## Exercise tasks:
1. Extract the part of the Raspberry Pi article that runs from "Anyone with an" up to and including "what it isn’t.", copying it word for word.
2. According to the manufacturer's description quoted in the Raspberry Pi article, which desktop PC tasks can the Raspberry Pi also be used for? List them.
3. Please proceed with the Raspberry Pi article, picking up after its final sentence.
═════ Excerpted passage ═════
Raspberry Pi — Is it good?

By
On March 14, 2012

Anyone with an ear for tech and gadget news will likely have heard about something called the Raspberry Pi. However, even after a little investigation, you may still be a little confused by what the Raspberry Pi is and what it isn’t.

“The Raspberry Pi is a credit-card sized computer that plugs into your TV and a keyboard,” according to the manufacturer’s web site. “It’s a capable little PC which can be used for many of the things that your desktop PC does, like spreadsheets, word-processing and games. It also plays high-definition video.”

When you hear that the Raspberry Pi is a computer that you can hold in one hand, you’re likely to picture an iPad or something of that nature. Then you actually SEE the Rasperry Pi — a naked computer board bristling with components and ports, without a single touchscreen, keyboard, or buttons in sight.

It’s not a typical consumer gadget at all, really. The Raspberry Pi Foundation simply wanted to provide a low-cost way to teach kids about computing — but you’d never know it from the massive interest that the device has caused in tech circles.

Let’s talk specs. The Raspberry Pi uses the Broadcom BCM2835 system-on-a-chip (SoC), the same SoC that powers Roku’s latest line of streaming HD video set-top boxes.The BCM2835 is made up of a 700Mhz ARM1176JZFS (which is found on many devices, including the iPhone 3G) and a VideoCore IV Multimedia Processor.
═════ Excerpted records ═════
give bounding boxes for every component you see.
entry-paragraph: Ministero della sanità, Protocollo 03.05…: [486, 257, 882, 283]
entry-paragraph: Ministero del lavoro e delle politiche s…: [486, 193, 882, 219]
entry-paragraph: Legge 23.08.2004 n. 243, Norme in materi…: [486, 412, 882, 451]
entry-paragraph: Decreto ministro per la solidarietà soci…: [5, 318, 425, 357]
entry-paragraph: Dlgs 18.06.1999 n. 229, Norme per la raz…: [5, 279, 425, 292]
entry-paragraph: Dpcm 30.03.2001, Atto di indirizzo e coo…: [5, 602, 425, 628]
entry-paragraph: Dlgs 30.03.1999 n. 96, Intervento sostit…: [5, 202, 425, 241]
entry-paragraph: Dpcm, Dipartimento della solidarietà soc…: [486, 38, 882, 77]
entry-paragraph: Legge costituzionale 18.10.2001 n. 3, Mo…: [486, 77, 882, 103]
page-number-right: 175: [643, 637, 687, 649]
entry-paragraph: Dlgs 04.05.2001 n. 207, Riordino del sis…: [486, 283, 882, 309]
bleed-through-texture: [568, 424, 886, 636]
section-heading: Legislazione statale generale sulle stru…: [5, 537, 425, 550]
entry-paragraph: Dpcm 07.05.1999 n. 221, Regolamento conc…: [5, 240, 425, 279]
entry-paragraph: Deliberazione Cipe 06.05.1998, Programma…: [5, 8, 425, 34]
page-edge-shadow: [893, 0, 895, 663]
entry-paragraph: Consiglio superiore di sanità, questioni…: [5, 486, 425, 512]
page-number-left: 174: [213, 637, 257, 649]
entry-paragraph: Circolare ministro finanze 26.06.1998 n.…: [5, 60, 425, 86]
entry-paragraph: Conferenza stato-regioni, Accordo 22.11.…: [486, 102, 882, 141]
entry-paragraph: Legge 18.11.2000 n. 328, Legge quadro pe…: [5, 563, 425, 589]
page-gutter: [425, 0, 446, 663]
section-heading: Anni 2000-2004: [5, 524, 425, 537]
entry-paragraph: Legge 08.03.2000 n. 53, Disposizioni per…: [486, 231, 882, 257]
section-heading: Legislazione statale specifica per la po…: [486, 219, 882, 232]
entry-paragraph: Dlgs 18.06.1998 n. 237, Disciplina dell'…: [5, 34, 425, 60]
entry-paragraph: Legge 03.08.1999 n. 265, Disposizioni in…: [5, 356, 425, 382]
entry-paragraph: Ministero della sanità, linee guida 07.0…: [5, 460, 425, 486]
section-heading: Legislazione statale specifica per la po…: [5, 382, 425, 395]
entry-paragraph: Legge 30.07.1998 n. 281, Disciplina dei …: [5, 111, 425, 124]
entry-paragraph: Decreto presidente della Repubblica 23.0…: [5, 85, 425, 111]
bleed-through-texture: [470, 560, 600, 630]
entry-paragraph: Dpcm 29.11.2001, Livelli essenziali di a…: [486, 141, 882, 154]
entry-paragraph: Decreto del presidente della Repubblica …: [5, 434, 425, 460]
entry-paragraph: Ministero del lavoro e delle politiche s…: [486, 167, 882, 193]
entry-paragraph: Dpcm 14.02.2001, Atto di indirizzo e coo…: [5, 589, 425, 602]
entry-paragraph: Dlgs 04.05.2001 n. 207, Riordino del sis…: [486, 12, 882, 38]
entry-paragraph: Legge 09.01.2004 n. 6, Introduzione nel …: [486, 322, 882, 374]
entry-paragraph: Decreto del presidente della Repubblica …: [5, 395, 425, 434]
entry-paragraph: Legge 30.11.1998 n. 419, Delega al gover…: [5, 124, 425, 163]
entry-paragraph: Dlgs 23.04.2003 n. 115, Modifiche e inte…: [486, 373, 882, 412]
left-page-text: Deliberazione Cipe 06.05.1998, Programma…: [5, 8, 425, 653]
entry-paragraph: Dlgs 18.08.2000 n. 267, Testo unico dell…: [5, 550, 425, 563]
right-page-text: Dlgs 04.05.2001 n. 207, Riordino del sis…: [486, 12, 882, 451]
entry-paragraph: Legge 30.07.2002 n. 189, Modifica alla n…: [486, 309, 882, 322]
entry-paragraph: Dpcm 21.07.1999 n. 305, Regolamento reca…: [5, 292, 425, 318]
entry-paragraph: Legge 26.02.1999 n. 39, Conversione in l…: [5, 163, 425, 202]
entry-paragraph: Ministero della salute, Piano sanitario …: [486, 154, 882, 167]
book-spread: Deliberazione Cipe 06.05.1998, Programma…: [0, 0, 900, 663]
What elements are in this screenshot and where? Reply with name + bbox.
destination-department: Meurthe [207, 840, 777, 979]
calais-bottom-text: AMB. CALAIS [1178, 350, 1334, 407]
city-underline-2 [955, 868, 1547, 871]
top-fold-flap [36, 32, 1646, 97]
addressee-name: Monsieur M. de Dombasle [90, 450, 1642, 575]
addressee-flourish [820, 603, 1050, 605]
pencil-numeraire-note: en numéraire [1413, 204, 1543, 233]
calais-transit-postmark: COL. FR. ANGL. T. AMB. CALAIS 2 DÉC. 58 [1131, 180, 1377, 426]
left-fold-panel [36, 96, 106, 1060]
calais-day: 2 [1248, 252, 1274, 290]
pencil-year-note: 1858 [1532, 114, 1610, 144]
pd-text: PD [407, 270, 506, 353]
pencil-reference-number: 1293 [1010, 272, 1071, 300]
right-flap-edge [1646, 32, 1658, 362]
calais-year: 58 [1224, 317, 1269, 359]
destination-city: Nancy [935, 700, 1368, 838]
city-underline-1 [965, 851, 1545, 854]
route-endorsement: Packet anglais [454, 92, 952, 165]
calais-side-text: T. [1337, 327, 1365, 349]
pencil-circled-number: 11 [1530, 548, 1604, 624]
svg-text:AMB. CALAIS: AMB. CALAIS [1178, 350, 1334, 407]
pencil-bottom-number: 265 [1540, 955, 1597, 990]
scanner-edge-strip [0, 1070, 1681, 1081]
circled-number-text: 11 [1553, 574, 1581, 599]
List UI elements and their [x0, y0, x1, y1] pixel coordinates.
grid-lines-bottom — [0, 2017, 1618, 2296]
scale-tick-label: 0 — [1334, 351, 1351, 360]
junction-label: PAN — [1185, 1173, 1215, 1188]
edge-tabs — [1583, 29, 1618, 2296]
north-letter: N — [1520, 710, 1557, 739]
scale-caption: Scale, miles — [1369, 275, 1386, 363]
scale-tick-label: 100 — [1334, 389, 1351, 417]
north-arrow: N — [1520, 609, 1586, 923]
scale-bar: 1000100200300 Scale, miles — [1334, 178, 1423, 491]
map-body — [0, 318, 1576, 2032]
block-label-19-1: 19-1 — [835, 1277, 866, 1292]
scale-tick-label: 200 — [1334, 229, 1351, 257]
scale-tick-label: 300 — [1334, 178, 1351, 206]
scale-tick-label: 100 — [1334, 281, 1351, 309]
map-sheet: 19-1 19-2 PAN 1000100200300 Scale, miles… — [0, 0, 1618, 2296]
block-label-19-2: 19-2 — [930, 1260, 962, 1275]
═════
## Results of the exercise:
1.
Anyone with an ear for tech and gadget news will likely have heard about something called the Raspberry Pi. However, even after a little investigation, you may still be a little confused by what the Raspberry Pi is and what it isn’t.

2.
spreadsheets
word-processing
games

3.
This VideoCore GPU is one of the more mouth-watering items on the Raspberry Pi. The VideoCore II was used in the iPod Classic, the III in Nokia’s 2010 flagship N8 smartphone, and the Raspberry Pi uses an even more powerful fourth-generation version capable of 1080p and BluRay-quality playback.

The GPU enables considerable gaming and general-purpose graphics as well, via Open GL ES 2.0 and hardware-accelerated OpenVG. The Raspberry Pi site claims that the “graphics capabilities are roughly equivalent to Xbox 1 level of performance. Overall real world performance is something like a 300MHz Pentium 2, only with much, much swankier graphics.”

Outputs include composite video (PAL & NTSC), HDMI, and a standard 3.5mm headphone jack. 256MB of on-chip SDRAM is shared between the CPU and GPU (and is not expandable). There’s no built-in storage, but the Raspberry Pi has a card slot which supports standard SD cards, as well as MMC and even SD I/O cards, and USB-format storage will also work just fine. Power is 5V, provided by a micro-USB jack; power supplies are optional, and the company assures us that 4 AA batteries will provide plenty of juice.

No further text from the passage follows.